Task instructions:
Determine the number of lines in these entries that hold the word "this". Give the number and nothing more.

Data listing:
───
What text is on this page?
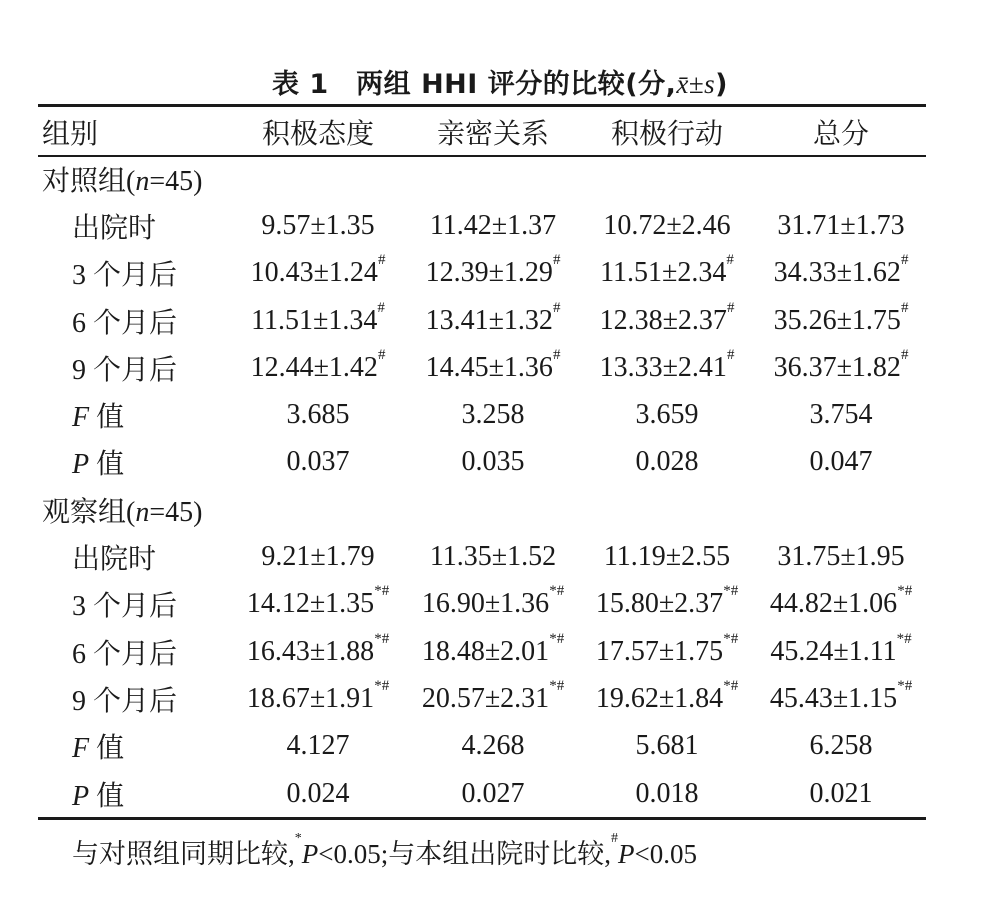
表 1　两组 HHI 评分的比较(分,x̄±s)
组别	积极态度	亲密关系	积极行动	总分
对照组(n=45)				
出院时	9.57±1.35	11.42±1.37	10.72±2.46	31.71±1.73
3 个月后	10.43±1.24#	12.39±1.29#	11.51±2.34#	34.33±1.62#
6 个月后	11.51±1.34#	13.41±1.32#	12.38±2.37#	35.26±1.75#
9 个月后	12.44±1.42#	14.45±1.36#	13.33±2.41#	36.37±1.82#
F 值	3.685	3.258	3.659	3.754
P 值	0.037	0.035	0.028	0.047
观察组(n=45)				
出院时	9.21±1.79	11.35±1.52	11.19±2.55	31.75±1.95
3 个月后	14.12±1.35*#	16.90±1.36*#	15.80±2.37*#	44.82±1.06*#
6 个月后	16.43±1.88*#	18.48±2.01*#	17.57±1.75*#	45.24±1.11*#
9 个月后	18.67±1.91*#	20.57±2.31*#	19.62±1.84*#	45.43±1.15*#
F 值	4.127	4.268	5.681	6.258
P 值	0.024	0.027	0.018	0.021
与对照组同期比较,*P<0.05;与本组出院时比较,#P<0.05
───
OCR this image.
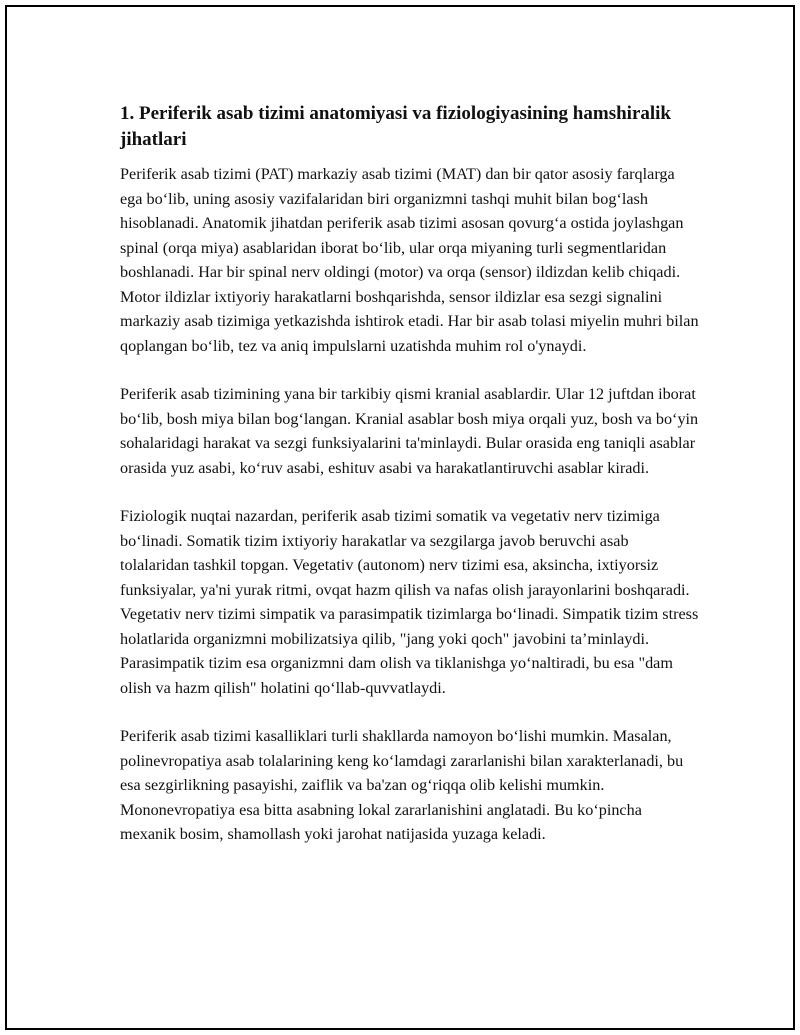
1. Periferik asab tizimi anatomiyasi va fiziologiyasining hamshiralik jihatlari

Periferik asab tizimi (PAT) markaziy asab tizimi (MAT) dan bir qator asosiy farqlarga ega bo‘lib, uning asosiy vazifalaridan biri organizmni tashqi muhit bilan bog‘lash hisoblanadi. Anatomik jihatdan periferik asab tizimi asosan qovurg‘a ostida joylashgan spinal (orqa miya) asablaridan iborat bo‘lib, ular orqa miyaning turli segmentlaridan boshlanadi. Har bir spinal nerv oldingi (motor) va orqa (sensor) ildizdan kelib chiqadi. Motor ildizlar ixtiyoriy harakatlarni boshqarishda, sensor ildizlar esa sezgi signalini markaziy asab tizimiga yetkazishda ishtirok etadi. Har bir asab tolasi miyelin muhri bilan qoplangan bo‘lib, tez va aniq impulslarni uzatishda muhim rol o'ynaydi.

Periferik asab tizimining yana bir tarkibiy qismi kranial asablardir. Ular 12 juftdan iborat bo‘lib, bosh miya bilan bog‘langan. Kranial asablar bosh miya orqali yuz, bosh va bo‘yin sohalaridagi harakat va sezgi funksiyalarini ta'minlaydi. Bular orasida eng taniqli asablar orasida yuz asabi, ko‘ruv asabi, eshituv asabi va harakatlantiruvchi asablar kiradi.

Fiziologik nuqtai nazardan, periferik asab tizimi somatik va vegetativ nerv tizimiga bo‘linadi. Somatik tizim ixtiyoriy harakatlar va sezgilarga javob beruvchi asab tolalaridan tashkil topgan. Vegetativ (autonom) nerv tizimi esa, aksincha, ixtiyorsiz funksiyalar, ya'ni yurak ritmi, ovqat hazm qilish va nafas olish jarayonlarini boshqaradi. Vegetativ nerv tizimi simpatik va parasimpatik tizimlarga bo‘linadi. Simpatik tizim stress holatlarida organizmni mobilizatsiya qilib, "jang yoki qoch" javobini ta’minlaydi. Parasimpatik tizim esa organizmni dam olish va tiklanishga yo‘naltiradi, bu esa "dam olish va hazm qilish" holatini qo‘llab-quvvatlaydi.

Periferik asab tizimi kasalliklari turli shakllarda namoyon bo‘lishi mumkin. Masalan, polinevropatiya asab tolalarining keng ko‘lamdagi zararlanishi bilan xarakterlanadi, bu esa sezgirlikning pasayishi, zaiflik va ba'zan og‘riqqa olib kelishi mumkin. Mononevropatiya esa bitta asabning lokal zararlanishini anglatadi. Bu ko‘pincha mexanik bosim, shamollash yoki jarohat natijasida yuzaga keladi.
───
Task output:
2